* DATA PROVIDED:
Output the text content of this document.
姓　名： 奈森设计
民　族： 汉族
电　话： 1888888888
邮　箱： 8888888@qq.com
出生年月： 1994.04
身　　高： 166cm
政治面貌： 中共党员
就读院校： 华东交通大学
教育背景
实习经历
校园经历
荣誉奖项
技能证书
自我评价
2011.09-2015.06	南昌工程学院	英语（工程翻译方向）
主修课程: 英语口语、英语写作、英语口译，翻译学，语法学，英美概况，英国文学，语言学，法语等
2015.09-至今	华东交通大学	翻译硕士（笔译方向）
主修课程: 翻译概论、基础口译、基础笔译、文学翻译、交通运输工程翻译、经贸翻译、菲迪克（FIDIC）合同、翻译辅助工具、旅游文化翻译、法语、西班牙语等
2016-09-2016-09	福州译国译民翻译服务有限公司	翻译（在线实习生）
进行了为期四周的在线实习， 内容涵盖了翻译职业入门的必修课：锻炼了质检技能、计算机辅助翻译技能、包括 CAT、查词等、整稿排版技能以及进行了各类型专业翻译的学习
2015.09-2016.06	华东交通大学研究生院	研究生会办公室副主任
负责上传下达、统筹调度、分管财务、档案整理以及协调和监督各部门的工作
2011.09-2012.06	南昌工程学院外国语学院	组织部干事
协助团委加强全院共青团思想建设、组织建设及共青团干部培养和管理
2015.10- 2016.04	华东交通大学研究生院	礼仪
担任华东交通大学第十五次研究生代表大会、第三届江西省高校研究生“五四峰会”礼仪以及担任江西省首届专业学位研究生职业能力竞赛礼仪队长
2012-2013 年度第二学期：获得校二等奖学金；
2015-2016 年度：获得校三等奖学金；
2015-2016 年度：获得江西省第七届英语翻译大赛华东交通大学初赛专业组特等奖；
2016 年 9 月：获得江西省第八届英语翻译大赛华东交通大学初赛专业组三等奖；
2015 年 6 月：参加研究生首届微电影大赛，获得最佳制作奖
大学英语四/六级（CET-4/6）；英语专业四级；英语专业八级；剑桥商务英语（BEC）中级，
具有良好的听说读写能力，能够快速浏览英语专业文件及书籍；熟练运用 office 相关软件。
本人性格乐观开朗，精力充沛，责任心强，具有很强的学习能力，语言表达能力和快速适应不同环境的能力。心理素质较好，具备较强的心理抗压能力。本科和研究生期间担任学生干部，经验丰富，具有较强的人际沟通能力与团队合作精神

* WHAT IS REQUIRED: Report all lines of the data above that include the string "主修课程".

* CORRECT RESULT:
主修课程: 英语口语、英语写作、英语口译，翻译学，语法学，英美概况，英国文学，语言学，法语等
主修课程: 翻译概论、基础口译、基础笔译、文学翻译、交通运输工程翻译、经贸翻译、菲迪克（FIDIC）合同、翻译辅助工具、旅游文化翻译、法语、西班牙语等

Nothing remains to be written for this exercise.